(Part of a data file)
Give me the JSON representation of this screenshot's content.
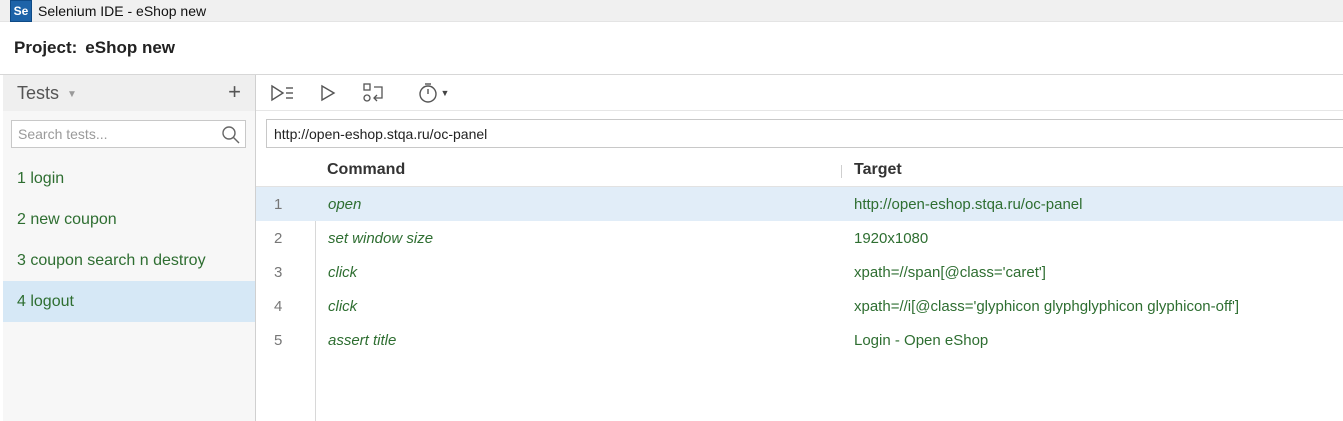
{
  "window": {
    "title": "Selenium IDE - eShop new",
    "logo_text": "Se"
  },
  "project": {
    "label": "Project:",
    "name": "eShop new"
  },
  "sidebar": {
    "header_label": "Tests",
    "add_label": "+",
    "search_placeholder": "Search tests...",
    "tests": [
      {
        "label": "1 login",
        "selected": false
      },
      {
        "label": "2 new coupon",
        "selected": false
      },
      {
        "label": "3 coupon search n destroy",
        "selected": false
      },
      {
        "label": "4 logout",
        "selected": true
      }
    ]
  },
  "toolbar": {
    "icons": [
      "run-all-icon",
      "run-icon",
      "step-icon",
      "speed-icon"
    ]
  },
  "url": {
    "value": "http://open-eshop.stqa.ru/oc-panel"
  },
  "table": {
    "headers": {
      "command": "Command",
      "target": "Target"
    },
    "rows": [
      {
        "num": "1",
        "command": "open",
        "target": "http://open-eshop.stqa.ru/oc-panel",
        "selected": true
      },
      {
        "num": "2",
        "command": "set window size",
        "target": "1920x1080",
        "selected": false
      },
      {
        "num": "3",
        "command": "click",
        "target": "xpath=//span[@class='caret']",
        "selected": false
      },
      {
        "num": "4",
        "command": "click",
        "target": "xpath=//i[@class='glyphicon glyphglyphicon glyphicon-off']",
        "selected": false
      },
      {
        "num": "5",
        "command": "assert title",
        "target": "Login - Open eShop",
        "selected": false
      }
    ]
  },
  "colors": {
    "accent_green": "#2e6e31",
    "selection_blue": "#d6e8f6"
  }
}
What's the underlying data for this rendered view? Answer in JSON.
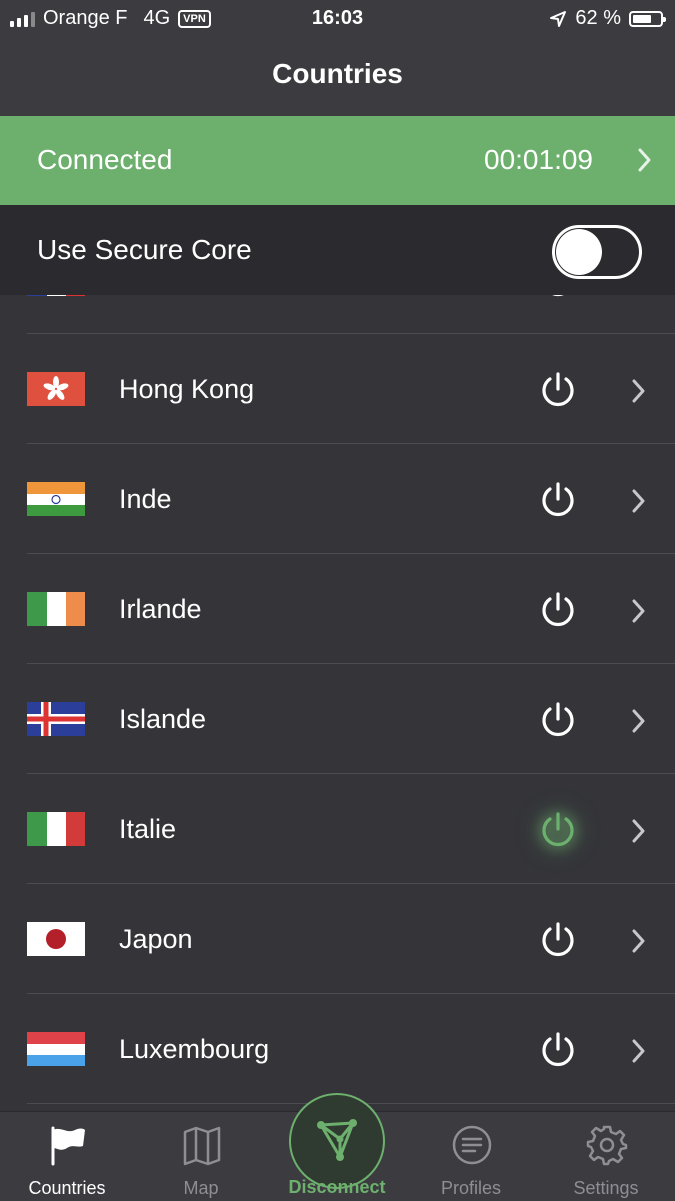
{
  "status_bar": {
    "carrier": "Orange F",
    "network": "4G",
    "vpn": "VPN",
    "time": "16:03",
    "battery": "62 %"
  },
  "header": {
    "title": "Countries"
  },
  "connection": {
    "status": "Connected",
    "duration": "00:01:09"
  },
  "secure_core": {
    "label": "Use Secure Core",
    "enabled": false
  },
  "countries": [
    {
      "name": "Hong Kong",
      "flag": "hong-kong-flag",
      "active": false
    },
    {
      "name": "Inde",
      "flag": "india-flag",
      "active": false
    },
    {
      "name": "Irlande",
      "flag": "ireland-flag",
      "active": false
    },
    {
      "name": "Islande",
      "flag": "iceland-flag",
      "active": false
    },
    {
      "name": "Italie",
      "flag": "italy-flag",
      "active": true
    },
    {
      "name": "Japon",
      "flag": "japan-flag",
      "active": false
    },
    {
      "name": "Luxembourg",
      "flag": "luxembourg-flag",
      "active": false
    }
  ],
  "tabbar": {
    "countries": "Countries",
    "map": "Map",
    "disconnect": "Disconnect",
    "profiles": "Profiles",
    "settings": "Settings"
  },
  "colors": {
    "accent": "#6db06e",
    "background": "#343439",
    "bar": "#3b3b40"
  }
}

EXERCISE DETAILS |
Filter the data, keeping only the lines that contain "flag".

SOLUTION FOR THIS TASK |
      "flag": "hong-kong-flag",
      "flag": "india-flag",
      "flag": "ireland-flag",
      "flag": "iceland-flag",
      "flag": "italy-flag",
      "flag": "japan-flag",
      "flag": "luxembourg-flag",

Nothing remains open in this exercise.